═════ SOURCE RECORDS

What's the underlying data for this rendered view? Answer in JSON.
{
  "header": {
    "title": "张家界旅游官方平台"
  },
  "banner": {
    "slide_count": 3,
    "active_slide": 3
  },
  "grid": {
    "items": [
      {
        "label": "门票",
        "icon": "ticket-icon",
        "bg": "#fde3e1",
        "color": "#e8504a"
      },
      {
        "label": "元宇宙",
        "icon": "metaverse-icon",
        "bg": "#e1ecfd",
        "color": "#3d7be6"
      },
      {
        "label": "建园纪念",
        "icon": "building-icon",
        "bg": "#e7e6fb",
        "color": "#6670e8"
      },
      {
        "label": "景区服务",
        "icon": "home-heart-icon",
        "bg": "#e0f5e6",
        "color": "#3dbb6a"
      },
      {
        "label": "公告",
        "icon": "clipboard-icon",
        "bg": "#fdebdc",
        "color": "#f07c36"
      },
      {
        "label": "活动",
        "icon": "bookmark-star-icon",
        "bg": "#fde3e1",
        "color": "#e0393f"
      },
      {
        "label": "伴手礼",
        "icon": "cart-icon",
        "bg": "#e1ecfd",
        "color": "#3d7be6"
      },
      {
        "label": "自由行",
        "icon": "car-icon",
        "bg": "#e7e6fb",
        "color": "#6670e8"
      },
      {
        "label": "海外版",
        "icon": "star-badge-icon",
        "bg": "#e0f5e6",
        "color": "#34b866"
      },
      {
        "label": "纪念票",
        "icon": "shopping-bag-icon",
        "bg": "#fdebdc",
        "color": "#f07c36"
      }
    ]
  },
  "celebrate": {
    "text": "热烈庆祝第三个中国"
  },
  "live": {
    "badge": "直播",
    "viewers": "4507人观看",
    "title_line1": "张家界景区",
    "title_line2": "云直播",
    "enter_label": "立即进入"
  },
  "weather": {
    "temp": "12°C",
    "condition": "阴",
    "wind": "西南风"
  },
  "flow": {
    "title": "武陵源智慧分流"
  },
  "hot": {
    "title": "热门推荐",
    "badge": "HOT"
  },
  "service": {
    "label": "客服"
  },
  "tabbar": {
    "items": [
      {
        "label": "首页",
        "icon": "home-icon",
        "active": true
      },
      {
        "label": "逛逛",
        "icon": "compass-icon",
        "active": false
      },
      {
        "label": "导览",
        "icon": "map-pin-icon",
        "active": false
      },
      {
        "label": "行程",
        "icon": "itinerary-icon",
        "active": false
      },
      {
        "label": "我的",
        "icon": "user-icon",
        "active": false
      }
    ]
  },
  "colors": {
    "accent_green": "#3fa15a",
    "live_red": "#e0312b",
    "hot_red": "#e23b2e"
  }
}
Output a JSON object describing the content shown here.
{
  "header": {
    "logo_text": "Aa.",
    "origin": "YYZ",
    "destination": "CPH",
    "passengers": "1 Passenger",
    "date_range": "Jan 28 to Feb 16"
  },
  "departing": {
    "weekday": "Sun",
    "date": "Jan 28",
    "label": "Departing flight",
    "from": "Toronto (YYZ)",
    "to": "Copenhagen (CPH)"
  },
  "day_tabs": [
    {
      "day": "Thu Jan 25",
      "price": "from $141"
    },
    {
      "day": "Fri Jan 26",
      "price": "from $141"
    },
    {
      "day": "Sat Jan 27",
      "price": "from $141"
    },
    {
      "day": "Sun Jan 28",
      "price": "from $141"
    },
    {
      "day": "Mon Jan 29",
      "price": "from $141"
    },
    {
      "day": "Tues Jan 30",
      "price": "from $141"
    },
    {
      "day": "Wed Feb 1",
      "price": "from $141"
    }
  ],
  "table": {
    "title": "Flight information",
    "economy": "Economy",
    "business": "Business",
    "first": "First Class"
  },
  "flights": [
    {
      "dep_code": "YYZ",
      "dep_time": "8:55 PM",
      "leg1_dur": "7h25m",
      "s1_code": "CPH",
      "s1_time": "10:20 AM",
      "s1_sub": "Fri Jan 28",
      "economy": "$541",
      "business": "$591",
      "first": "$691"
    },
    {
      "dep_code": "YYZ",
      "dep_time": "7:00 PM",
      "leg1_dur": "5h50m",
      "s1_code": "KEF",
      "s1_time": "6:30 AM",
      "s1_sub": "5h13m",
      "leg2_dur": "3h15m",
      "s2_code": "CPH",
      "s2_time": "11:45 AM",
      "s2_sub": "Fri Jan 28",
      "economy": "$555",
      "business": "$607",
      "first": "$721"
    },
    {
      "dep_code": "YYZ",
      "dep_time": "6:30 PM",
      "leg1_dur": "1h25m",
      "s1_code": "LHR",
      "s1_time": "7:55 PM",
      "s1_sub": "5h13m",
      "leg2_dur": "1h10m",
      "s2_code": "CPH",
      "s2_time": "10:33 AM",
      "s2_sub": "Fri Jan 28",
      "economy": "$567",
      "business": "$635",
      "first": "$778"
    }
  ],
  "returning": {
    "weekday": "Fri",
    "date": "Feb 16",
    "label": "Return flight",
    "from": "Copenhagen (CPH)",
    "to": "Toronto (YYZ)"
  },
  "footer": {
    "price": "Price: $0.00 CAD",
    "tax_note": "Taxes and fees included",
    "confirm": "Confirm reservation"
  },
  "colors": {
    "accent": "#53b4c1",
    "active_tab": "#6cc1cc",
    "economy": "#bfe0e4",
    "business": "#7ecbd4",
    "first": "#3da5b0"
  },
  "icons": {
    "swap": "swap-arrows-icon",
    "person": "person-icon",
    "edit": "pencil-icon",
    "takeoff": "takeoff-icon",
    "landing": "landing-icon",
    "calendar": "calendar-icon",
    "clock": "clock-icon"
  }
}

══════════

▸ **TASK PROMPT**
Locate all lines holding the word "JSON", then copy them out.

▸ **FINISHED TASK**
What's the underlying data for this rendered view? Answer in JSON.
Output a JSON object describing the content shown here.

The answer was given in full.